## RAW RECORDS
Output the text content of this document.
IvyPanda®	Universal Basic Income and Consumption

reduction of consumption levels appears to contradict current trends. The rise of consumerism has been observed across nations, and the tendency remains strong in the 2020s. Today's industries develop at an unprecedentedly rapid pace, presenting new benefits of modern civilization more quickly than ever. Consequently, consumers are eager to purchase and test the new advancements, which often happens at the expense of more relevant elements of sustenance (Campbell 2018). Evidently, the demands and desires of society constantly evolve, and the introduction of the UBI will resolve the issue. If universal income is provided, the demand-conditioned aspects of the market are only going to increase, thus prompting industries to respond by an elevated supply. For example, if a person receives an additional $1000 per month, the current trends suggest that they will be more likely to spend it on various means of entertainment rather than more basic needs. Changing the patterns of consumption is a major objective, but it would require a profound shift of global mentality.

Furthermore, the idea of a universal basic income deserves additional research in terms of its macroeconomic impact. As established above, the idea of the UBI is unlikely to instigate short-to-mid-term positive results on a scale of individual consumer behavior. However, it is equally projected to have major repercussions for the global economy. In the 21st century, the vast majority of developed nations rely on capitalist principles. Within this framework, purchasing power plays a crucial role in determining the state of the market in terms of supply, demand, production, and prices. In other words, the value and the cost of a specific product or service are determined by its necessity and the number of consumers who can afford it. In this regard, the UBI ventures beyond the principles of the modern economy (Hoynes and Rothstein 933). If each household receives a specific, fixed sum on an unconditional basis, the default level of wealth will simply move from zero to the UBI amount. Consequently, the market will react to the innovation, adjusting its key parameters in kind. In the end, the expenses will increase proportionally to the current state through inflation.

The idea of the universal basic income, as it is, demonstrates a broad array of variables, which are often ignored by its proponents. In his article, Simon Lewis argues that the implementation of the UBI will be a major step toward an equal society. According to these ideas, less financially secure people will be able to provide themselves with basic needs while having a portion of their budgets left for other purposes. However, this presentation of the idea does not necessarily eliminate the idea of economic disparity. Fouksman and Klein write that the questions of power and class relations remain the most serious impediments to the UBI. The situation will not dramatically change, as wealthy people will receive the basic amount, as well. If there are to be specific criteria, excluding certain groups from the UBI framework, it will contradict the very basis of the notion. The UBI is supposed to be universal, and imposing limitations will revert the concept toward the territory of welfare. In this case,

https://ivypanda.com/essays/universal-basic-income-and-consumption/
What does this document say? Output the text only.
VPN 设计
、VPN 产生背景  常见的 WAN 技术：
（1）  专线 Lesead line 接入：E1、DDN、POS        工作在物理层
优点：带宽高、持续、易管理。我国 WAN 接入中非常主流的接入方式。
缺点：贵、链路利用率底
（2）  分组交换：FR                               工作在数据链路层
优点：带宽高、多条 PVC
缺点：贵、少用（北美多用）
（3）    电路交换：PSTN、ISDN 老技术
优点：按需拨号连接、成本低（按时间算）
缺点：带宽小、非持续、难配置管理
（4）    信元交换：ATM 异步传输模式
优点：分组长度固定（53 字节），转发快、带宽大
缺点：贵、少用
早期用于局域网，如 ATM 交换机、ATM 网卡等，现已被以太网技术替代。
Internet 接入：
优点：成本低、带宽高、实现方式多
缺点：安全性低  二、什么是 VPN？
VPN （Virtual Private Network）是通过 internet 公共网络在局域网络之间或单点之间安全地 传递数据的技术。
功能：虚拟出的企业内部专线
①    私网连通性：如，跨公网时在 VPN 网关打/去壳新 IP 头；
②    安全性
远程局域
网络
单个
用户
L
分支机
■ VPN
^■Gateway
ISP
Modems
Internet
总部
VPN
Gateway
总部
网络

## SHORT TASK
Print exactly the lines from the one with "What does this" through the end of the data, inclusive.

## FINISHED EXERCISE
What does this document say? Output the text only.
VPN 设计
、VPN 产生背景  常见的 WAN 技术：
（1）  专线 Lesead line 接入：E1、DDN、POS        工作在物理层
优点：带宽高、持续、易管理。我国 WAN 接入中非常主流的接入方式。
缺点：贵、链路利用率底
（2）  分组交换：FR                               工作在数据链路层
优点：带宽高、多条 PVC
缺点：贵、少用（北美多用）
（3）    电路交换：PSTN、ISDN 老技术
优点：按需拨号连接、成本低（按时间算）
缺点：带宽小、非持续、难配置管理
（4）    信元交换：ATM 异步传输模式
优点：分组长度固定（53 字节），转发快、带宽大
缺点：贵、少用
早期用于局域网，如 ATM 交换机、ATM 网卡等，现已被以太网技术替代。
Internet 接入：
优点：成本低、带宽高、实现方式多
缺点：安全性低  二、什么是 VPN？
VPN （Virtual Private Network）是通过 internet 公共网络在局域网络之间或单点之间安全地 传递数据的技术。
功能：虚拟出的企业内部专线
①    私网连通性：如，跨公网时在 VPN 网关打/去壳新 IP 头；
②    安全性
远程局域
网络
单个
用户
L
分支机
■ VPN
^■Gateway
ISP
Modems
Internet
总部
VPN
Gateway
总部
网络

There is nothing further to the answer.